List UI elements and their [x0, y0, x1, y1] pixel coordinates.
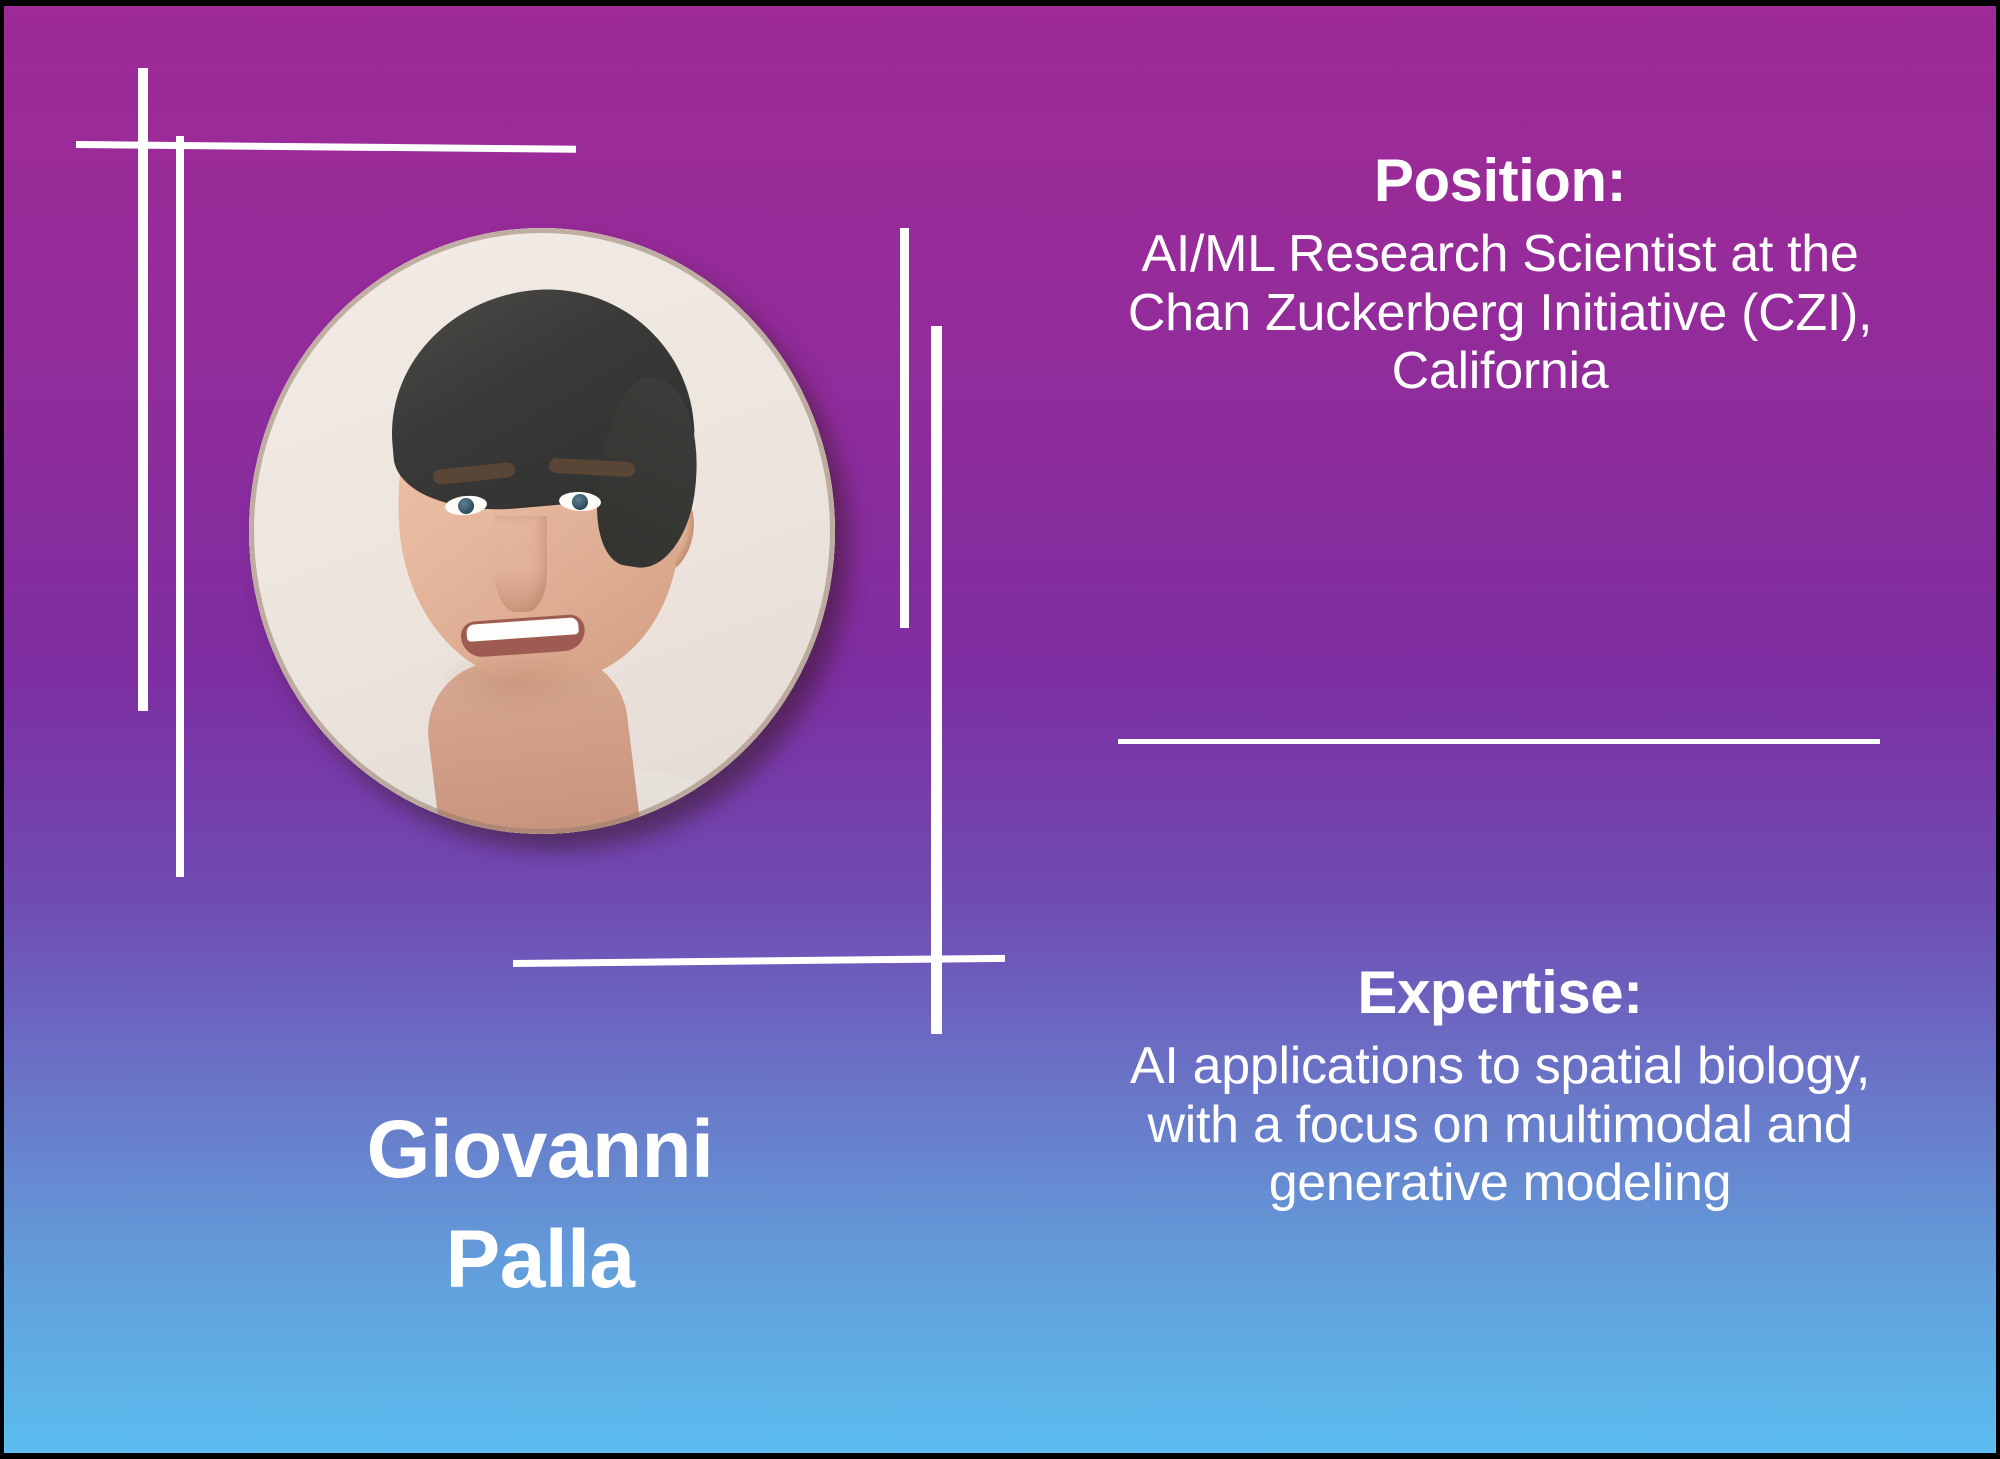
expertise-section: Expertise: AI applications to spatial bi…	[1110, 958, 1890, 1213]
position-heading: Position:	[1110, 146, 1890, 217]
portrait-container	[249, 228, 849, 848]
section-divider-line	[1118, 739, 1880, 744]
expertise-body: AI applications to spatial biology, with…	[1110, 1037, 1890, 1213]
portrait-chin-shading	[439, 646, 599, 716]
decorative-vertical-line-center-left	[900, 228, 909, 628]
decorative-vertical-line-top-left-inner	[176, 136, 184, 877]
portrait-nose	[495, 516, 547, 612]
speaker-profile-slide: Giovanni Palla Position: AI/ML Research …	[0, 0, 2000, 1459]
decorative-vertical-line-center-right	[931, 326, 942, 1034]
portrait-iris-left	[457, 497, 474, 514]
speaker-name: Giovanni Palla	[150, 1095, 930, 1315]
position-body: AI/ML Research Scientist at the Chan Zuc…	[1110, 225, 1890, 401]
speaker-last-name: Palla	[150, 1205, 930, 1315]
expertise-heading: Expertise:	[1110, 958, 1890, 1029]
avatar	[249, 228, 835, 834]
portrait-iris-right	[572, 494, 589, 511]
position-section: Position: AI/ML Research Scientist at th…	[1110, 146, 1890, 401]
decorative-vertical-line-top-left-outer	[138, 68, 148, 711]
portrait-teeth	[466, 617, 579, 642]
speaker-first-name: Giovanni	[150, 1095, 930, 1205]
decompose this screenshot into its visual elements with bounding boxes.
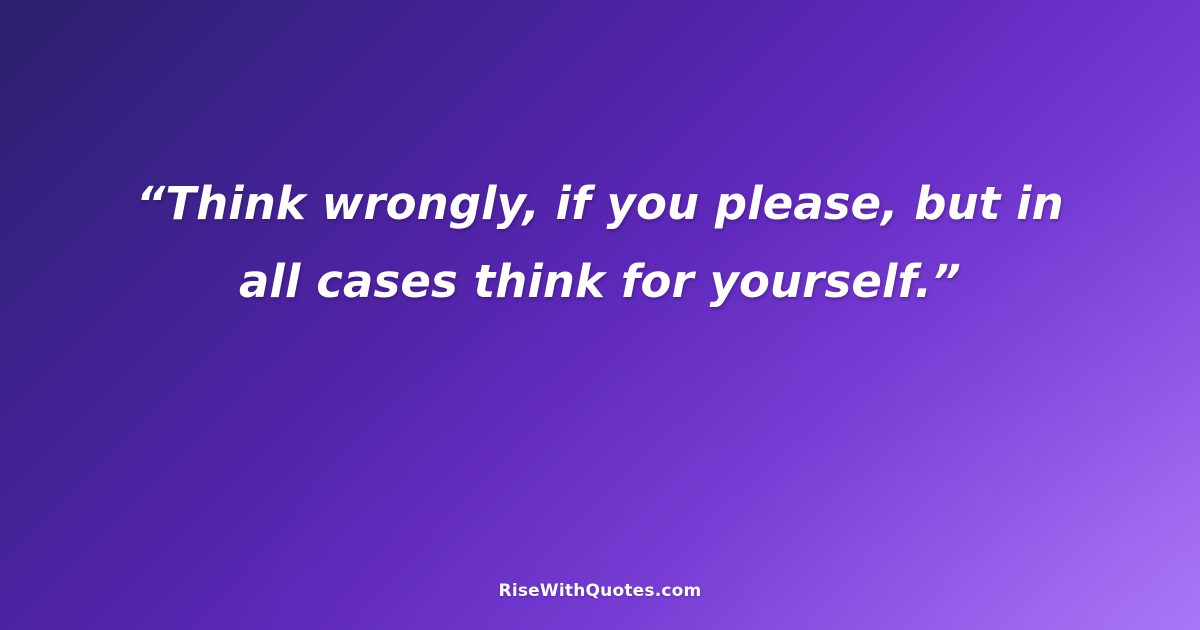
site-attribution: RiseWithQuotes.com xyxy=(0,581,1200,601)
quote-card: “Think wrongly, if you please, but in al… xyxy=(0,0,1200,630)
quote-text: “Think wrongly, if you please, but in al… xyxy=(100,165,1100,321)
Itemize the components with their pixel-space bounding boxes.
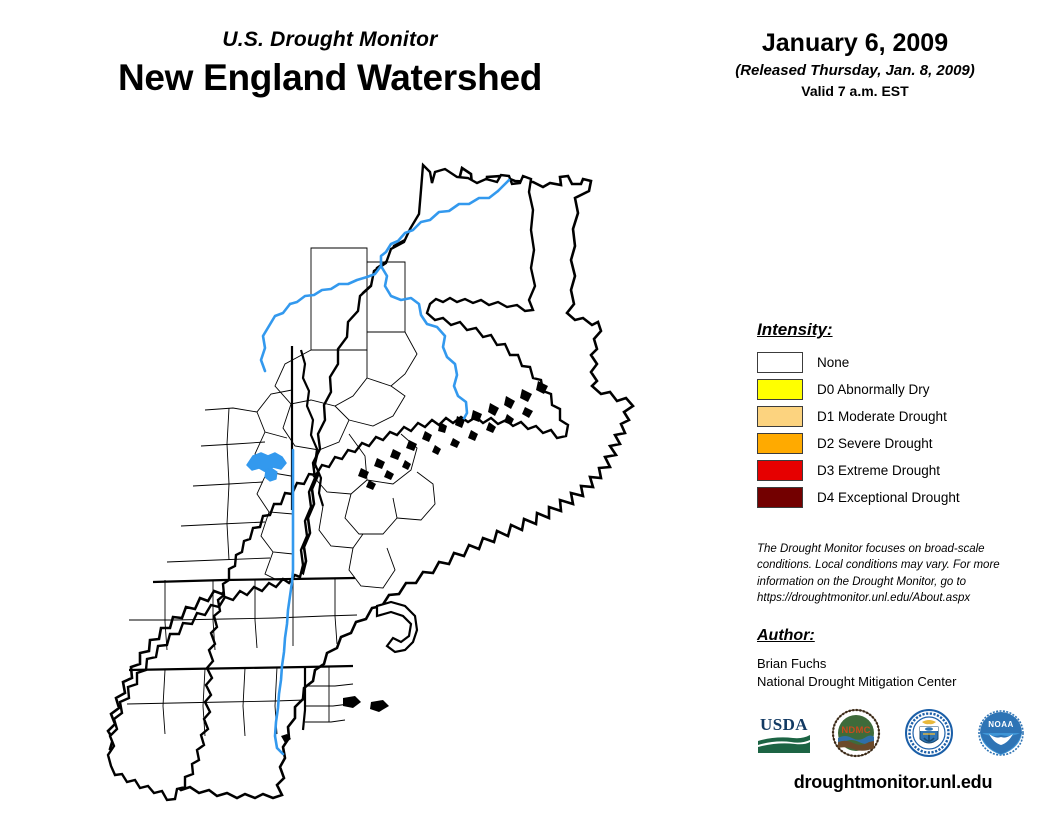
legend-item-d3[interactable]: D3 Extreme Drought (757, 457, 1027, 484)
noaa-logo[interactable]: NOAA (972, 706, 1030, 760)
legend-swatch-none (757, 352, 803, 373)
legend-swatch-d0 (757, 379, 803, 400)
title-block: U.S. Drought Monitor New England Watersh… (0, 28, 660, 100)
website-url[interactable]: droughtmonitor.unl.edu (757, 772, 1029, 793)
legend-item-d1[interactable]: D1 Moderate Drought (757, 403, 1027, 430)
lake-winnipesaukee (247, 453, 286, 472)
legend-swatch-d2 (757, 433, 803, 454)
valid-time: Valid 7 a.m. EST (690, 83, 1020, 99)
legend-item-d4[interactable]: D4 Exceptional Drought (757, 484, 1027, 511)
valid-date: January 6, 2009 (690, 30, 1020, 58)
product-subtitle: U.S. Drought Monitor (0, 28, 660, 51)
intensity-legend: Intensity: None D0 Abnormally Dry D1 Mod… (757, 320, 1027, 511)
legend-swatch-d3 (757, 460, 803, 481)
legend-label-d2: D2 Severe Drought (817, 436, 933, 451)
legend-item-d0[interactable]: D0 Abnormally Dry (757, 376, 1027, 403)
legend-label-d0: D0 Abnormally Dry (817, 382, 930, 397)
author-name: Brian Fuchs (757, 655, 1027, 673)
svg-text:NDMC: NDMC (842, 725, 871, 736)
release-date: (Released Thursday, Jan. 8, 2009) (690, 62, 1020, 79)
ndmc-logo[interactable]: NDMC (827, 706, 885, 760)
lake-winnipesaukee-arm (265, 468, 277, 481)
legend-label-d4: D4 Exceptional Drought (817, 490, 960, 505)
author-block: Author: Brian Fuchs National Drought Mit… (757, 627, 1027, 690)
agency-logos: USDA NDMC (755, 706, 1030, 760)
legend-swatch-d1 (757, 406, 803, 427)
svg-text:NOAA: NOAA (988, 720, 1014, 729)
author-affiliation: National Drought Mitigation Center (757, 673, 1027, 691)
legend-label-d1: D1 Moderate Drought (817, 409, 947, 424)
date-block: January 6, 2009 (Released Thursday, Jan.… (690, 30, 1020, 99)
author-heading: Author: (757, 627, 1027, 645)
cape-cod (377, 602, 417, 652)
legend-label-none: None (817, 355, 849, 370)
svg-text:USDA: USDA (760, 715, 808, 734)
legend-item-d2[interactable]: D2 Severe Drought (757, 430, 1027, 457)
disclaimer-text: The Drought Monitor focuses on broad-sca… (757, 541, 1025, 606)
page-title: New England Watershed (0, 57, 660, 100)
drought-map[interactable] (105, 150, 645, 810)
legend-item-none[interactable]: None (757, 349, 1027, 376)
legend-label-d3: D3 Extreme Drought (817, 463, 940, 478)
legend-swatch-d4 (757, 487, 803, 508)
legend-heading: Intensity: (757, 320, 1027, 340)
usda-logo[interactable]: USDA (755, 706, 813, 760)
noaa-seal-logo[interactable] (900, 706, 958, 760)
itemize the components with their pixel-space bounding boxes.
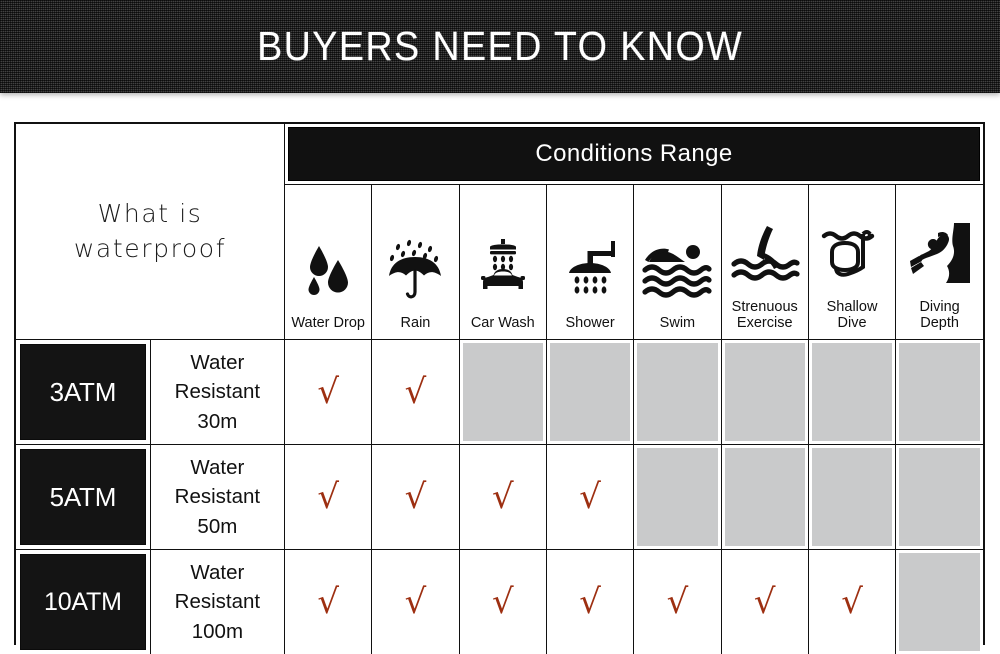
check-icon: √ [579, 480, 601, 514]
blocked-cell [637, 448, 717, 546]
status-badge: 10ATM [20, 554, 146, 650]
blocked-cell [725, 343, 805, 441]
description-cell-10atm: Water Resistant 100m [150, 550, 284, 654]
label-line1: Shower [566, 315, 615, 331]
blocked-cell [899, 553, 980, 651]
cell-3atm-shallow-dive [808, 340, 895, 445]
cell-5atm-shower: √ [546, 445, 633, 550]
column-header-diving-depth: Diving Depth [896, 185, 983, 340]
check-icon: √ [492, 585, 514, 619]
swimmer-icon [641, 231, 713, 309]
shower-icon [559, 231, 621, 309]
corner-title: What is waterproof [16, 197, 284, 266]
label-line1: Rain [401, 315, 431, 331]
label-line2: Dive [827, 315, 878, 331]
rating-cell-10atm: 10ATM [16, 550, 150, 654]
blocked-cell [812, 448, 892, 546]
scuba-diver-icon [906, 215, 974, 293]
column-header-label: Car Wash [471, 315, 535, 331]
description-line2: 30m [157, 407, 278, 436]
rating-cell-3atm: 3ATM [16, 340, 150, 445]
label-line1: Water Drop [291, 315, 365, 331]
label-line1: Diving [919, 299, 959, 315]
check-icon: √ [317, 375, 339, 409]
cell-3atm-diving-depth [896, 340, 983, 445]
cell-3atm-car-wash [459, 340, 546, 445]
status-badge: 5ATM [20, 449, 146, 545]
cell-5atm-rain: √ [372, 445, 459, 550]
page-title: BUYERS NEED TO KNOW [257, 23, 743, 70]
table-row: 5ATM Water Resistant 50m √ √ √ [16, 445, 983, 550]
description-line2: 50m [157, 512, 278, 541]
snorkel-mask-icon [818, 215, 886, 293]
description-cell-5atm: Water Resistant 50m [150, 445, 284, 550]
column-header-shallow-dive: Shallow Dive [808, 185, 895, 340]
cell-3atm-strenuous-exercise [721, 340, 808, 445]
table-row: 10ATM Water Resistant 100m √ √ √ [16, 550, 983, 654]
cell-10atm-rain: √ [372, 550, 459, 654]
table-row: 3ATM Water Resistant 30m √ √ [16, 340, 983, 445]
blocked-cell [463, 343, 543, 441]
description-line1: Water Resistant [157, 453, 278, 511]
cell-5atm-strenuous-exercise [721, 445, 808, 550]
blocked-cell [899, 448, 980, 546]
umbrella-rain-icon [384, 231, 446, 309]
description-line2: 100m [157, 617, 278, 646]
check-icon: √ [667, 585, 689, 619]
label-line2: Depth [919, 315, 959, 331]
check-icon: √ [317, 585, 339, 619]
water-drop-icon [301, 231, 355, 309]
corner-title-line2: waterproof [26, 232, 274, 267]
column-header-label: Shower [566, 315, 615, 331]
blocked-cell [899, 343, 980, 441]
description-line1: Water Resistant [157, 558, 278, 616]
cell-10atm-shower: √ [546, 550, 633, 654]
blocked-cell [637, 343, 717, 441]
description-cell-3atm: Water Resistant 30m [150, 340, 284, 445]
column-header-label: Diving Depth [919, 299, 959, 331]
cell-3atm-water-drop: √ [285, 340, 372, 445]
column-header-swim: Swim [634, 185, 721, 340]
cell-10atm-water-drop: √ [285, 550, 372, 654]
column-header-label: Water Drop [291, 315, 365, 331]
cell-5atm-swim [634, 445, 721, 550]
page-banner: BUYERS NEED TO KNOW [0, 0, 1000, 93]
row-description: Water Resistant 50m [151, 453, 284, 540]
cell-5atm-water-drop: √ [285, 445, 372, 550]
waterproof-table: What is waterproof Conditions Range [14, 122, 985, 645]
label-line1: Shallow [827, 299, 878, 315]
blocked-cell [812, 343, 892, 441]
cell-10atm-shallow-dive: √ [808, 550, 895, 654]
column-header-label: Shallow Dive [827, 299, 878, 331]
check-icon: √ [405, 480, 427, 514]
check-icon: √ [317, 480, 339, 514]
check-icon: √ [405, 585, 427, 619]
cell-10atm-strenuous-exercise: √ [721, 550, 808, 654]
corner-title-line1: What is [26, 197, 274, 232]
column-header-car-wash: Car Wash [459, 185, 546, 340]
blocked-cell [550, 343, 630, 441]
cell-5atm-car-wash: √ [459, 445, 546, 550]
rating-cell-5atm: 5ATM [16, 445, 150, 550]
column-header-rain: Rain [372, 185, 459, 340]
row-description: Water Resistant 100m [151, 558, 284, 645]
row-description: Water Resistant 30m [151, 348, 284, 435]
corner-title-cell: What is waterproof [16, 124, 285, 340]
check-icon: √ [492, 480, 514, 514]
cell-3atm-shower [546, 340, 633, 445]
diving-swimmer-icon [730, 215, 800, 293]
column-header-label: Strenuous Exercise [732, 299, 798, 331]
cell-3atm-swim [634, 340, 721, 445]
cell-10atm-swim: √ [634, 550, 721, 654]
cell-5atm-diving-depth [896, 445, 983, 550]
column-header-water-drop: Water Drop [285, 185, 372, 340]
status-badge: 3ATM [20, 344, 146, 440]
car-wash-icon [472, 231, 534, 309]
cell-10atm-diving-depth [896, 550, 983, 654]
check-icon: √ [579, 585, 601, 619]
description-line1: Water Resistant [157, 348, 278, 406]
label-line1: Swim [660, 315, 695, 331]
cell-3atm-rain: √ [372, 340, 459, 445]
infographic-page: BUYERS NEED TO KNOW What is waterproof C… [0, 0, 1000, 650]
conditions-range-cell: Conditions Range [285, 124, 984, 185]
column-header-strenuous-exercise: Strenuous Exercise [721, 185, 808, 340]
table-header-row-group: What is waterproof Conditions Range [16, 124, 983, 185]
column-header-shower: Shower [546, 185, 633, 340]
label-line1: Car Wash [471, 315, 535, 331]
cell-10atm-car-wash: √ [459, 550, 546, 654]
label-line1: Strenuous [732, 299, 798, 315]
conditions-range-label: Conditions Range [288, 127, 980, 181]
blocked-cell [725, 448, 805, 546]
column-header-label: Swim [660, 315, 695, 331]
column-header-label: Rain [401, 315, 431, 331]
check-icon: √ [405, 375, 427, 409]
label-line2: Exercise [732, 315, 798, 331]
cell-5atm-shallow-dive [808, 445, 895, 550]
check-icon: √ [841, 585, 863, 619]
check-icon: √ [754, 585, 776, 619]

□ □ □

Exercise requirements: Reproduce the material verbatim, starting at the line that contains "legend-item-d3[interactable]: D3 Extreme" and ending at the line that contains "release-date: (Released Thursday, Jan.".

Full response:
legend-item-d3[interactable]: D3 Extreme Drought (757, 457, 1027, 484)
noaa-logo[interactable]: NOAA (972, 706, 1030, 760)
legend-swatch-none (757, 352, 803, 373)
legend-swatch-d0 (757, 379, 803, 400)
title-block: U.S. Drought Monitor New England Watersh… (0, 28, 660, 100)
website-url[interactable]: droughtmonitor.unl.edu (757, 772, 1029, 793)
legend-item-d1[interactable]: D1 Moderate Drought (757, 403, 1027, 430)
lake-winnipesaukee (247, 453, 286, 472)
legend-swatch-d2 (757, 433, 803, 454)
valid-time: Valid 7 a.m. EST (690, 83, 1020, 99)
legend-item-d4[interactable]: D4 Exceptional Drought (757, 484, 1027, 511)
valid-date: January 6, 2009 (690, 30, 1020, 58)
product-subtitle: U.S. Drought Monitor (0, 28, 660, 51)
intensity-legend: Intensity: None D0 Abnormally Dry D1 Mod… (757, 320, 1027, 511)
legend-swatch-d3 (757, 460, 803, 481)
legend-label-d2: D2 Severe Drought (817, 436, 933, 451)
legend-item-d0[interactable]: D0 Abnormally Dry (757, 376, 1027, 403)
legend-label-d0: D0 Abnormally Dry (817, 382, 930, 397)
author-name: Brian Fuchs (757, 655, 1027, 673)
svg-text:NDMC: NDMC (842, 725, 871, 736)
release-date: (Released Thursday, Jan. 8, 2009) (690, 62, 1020, 79)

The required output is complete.